RAW RECORDS>

········

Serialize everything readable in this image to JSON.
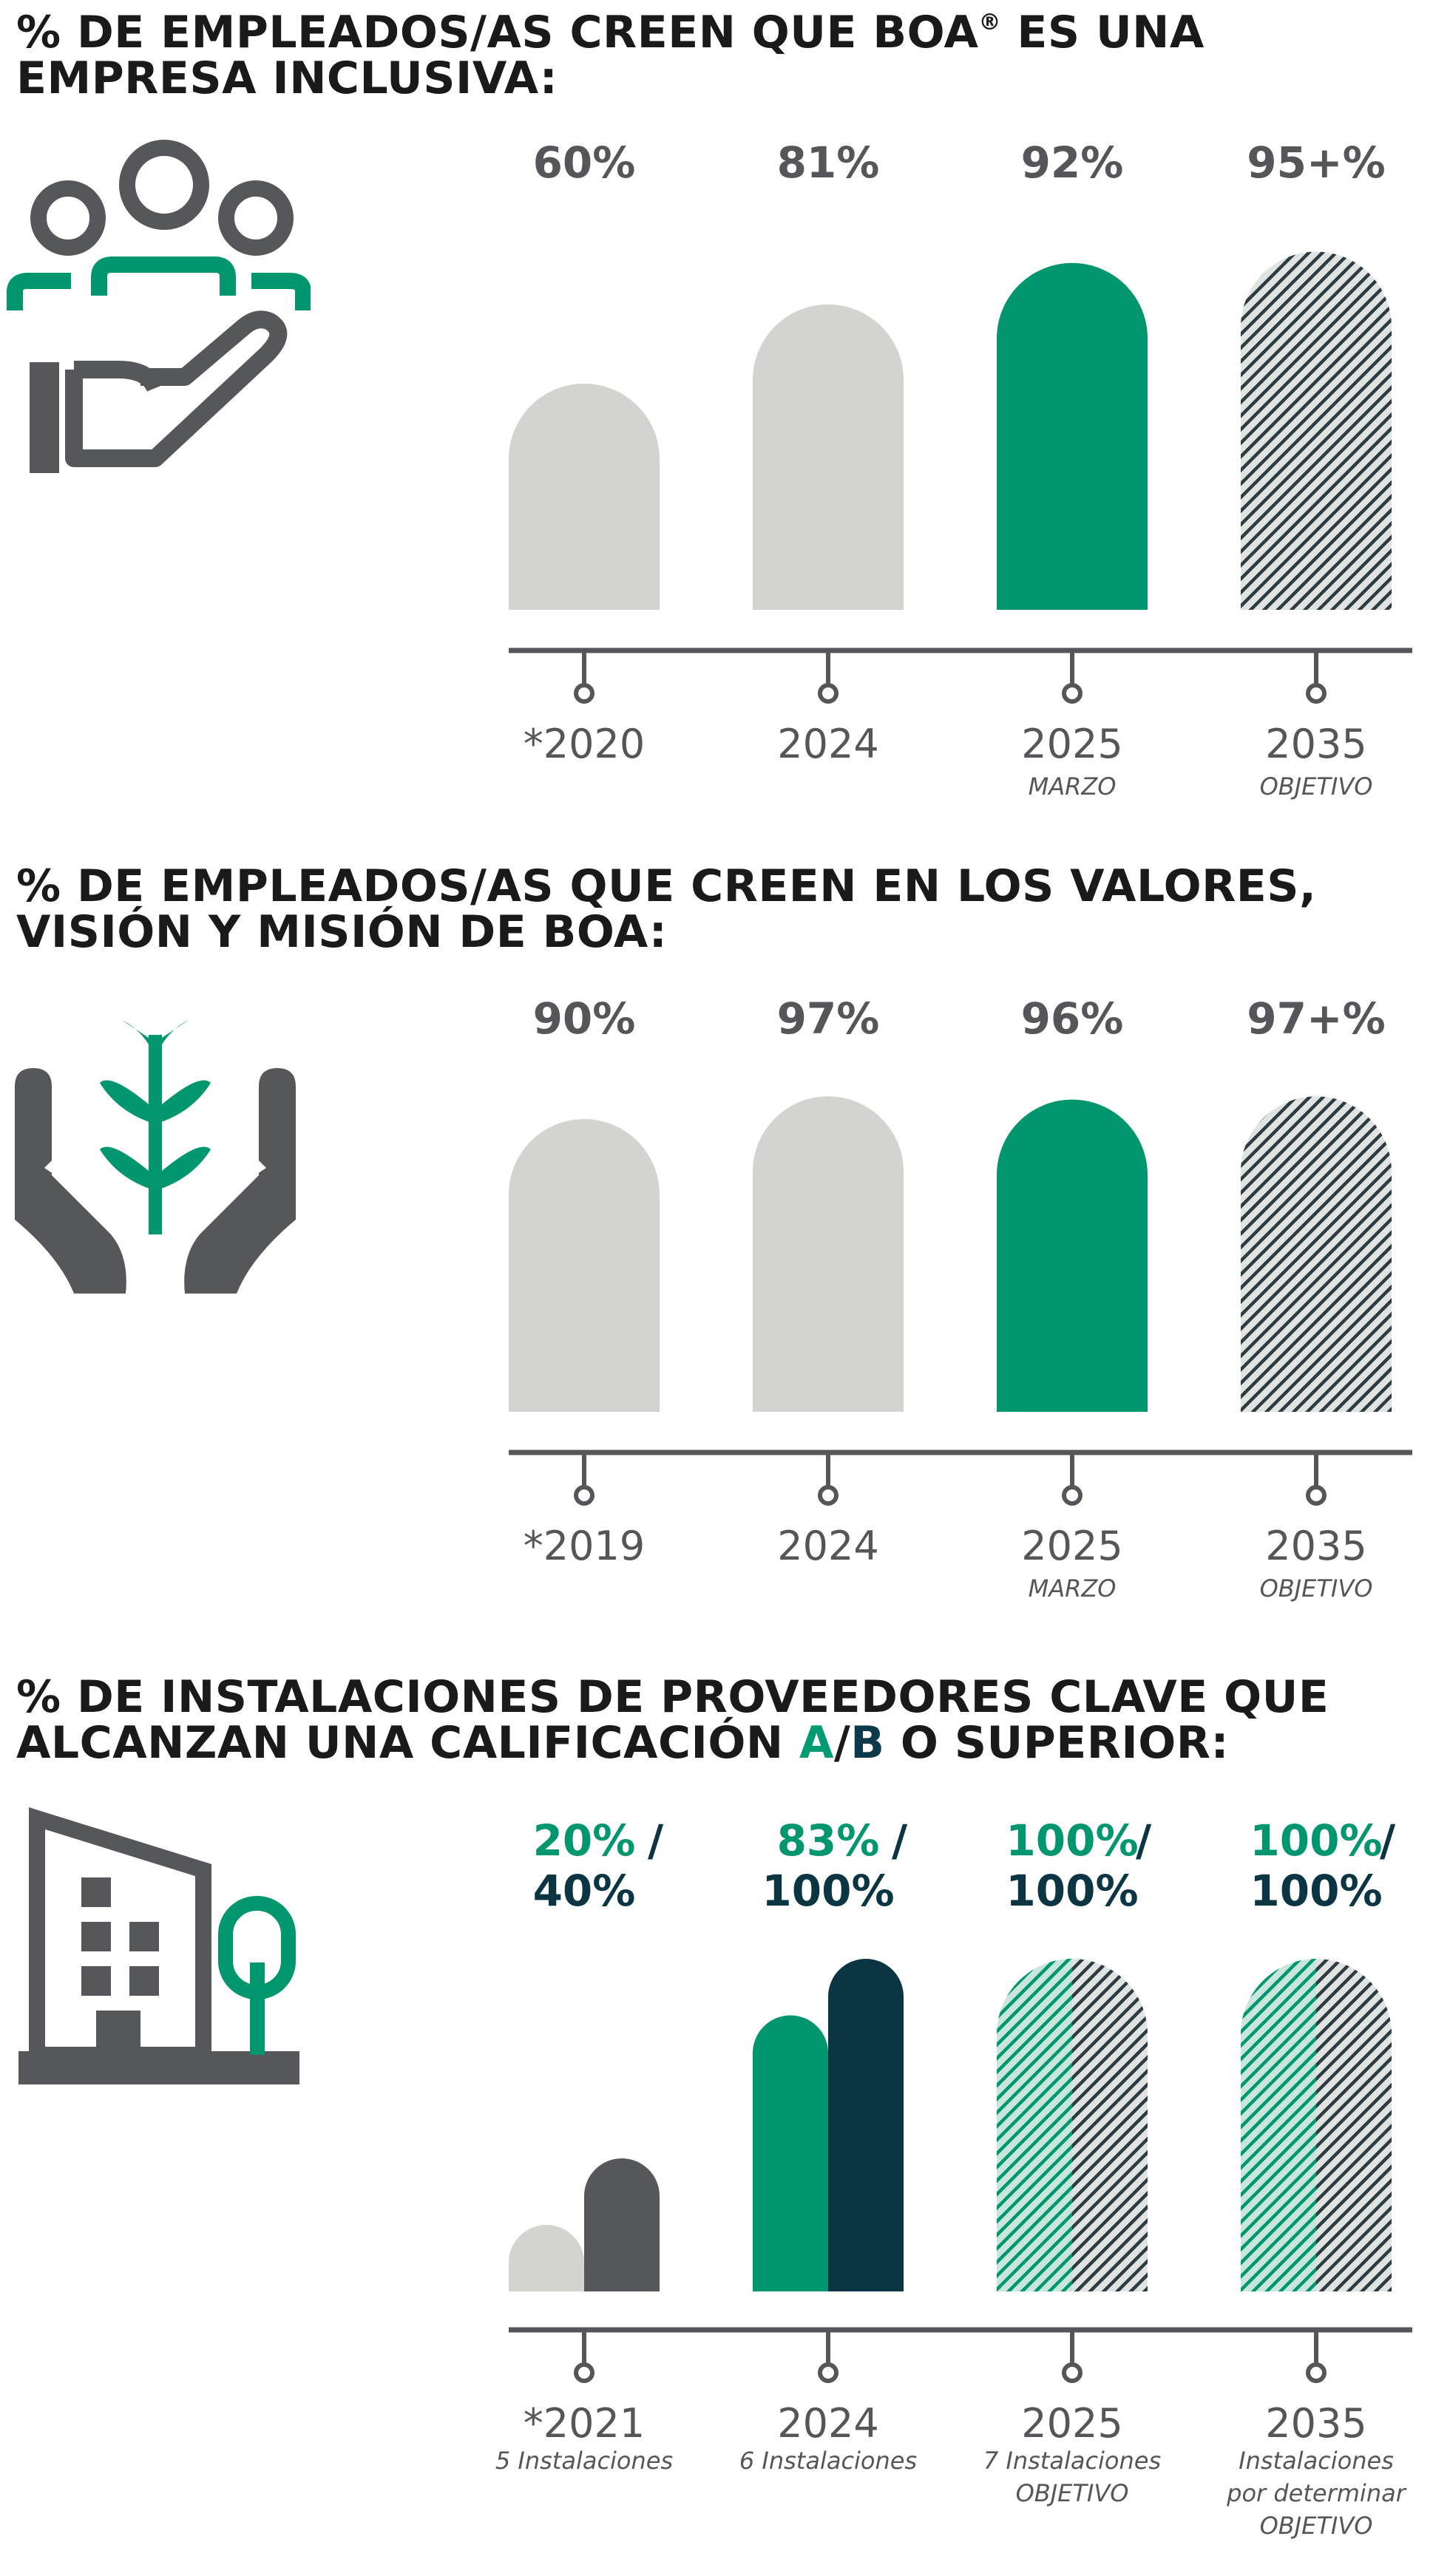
{
  "colors": {
    "past": "#d3d3cf",
    "current": "#00966e",
    "axis": "#55565a",
    "text": "#55565a",
    "navy": "#0b3543",
    "dark_gray": "#55575b",
    "hatch_stripe": "#2e3b40",
    "hatch_green": "#00966e"
  },
  "sections": [
    {
      "title_lines": [
        "% DE EMPLEADOS/AS CREEN QUE BOA",
        " ES UNA",
        "EMPRESA INCLUSIVA:"
      ],
      "title_reg": "®",
      "icon": "people-in-hand-icon"
    },
    {
      "title_lines": [
        "% DE EMPLEADOS/AS QUE CREEN EN LOS VALORES,",
        "VISIÓN Y MISIÓN DE BOA:"
      ],
      "icon": "plant-in-hands-icon"
    },
    {
      "title_line1": "% DE INSTALACIONES DE PROVEEDORES CLAVE QUE",
      "title_line2_pre": "ALCANZAN UNA CALIFICACIÓN ",
      "title_a": "A",
      "title_slash": "/",
      "title_b": "B",
      "title_line2_post": " O SUPERIOR:",
      "icon": "building-tree-icon"
    }
  ],
  "chart_data": [
    {
      "type": "bar",
      "title": "% DE EMPLEADOS/AS CREEN QUE BOA® ES UNA EMPRESA INCLUSIVA:",
      "categories": [
        "*2020",
        "2024",
        "2025",
        "2035"
      ],
      "sublabels": [
        "",
        "",
        "MARZO",
        "OBJETIVO"
      ],
      "values": [
        60,
        81,
        92,
        95
      ],
      "value_labels": [
        "60%",
        "81%",
        "92%",
        "95+%"
      ],
      "styles": [
        "past",
        "past",
        "current",
        "target"
      ],
      "ylim": [
        0,
        100
      ]
    },
    {
      "type": "bar",
      "title": "% DE EMPLEADOS/AS QUE CREEN EN LOS VALORES, VISIÓN Y MISIÓN DE BOA:",
      "categories": [
        "*2019",
        "2024",
        "2025",
        "2035"
      ],
      "sublabels": [
        "",
        "",
        "MARZO",
        "OBJETIVO"
      ],
      "values": [
        90,
        97,
        96,
        97
      ],
      "value_labels": [
        "90%",
        "97%",
        "96%",
        "97+%"
      ],
      "styles": [
        "past",
        "past",
        "current",
        "target"
      ],
      "ylim": [
        0,
        100
      ]
    },
    {
      "type": "bar",
      "title": "% DE INSTALACIONES DE PROVEEDORES CLAVE QUE ALCANZAN UNA CALIFICACIÓN A/B O SUPERIOR:",
      "categories": [
        "*2021",
        "2024",
        "2025",
        "2035"
      ],
      "sublabels": [
        [
          "5 Instalaciones"
        ],
        [
          "6 Instalaciones"
        ],
        [
          "7 Instalaciones",
          "OBJETIVO"
        ],
        [
          "Instalaciones",
          "por determinar",
          "OBJETIVO"
        ]
      ],
      "series": [
        {
          "name": "A",
          "values": [
            20,
            83,
            100,
            100
          ],
          "value_labels": [
            "20%",
            "83%",
            "100%",
            "100%"
          ]
        },
        {
          "name": "B",
          "values": [
            40,
            100,
            100,
            100
          ],
          "value_labels": [
            "40%",
            "100%",
            "100%",
            "100%"
          ]
        }
      ],
      "styles": [
        "past",
        "current",
        "target",
        "target"
      ],
      "ylim": [
        0,
        100
      ]
    }
  ]
}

········

YOUR TASK> Output all the records, word for word, with no pictures in the copy.

OUTPUT OF THE TASK>
Serialize everything readable in this image to JSON.
{
  "colors": {
    "past": "#d3d3cf",
    "current": "#00966e",
    "axis": "#55565a",
    "text": "#55565a",
    "navy": "#0b3543",
    "dark_gray": "#55575b",
    "hatch_stripe": "#2e3b40",
    "hatch_green": "#00966e"
  },
  "sections": [
    {
      "title_lines": [
        "% DE EMPLEADOS/AS CREEN QUE BOA",
        " ES UNA",
        "EMPRESA INCLUSIVA:"
      ],
      "title_reg": "®",
      "icon": "people-in-hand-icon"
    },
    {
      "title_lines": [
        "% DE EMPLEADOS/AS QUE CREEN EN LOS VALORES,",
        "VISIÓN Y MISIÓN DE BOA:"
      ],
      "icon": "plant-in-hands-icon"
    },
    {
      "title_line1": "% DE INSTALACIONES DE PROVEEDORES CLAVE QUE",
      "title_line2_pre": "ALCANZAN UNA CALIFICACIÓN ",
      "title_a": "A",
      "title_slash": "/",
      "title_b": "B",
      "title_line2_post": " O SUPERIOR:",
      "icon": "building-tree-icon"
    }
  ],
  "chart_data": [
    {
      "type": "bar",
      "title": "% DE EMPLEADOS/AS CREEN QUE BOA® ES UNA EMPRESA INCLUSIVA:",
      "categories": [
        "*2020",
        "2024",
        "2025",
        "2035"
      ],
      "sublabels": [
        "",
        "",
        "MARZO",
        "OBJETIVO"
      ],
      "values": [
        60,
        81,
        92,
        95
      ],
      "value_labels": [
        "60%",
        "81%",
        "92%",
        "95+%"
      ],
      "styles": [
        "past",
        "past",
        "current",
        "target"
      ],
      "ylim": [
        0,
        100
      ]
    },
    {
      "type": "bar",
      "title": "% DE EMPLEADOS/AS QUE CREEN EN LOS VALORES, VISIÓN Y MISIÓN DE BOA:",
      "categories": [
        "*2019",
        "2024",
        "2025",
        "2035"
      ],
      "sublabels": [
        "",
        "",
        "MARZO",
        "OBJETIVO"
      ],
      "values": [
        90,
        97,
        96,
        97
      ],
      "value_labels": [
        "90%",
        "97%",
        "96%",
        "97+%"
      ],
      "styles": [
        "past",
        "past",
        "current",
        "target"
      ],
      "ylim": [
        0,
        100
      ]
    },
    {
      "type": "bar",
      "title": "% DE INSTALACIONES DE PROVEEDORES CLAVE QUE ALCANZAN UNA CALIFICACIÓN A/B O SUPERIOR:",
      "categories": [
        "*2021",
        "2024",
        "2025",
        "2035"
      ],
      "sublabels": [
        [
          "5 Instalaciones"
        ],
        [
          "6 Instalaciones"
        ],
        [
          "7 Instalaciones",
          "OBJETIVO"
        ],
        [
          "Instalaciones",
          "por determinar",
          "OBJETIVO"
        ]
      ],
      "series": [
        {
          "name": "A",
          "values": [
            20,
            83,
            100,
            100
          ],
          "value_labels": [
            "20%",
            "83%",
            "100%",
            "100%"
          ]
        },
        {
          "name": "B",
          "values": [
            40,
            100,
            100,
            100
          ],
          "value_labels": [
            "40%",
            "100%",
            "100%",
            "100%"
          ]
        }
      ],
      "styles": [
        "past",
        "current",
        "target",
        "target"
      ],
      "ylim": [
        0,
        100
      ]
    }
  ]
}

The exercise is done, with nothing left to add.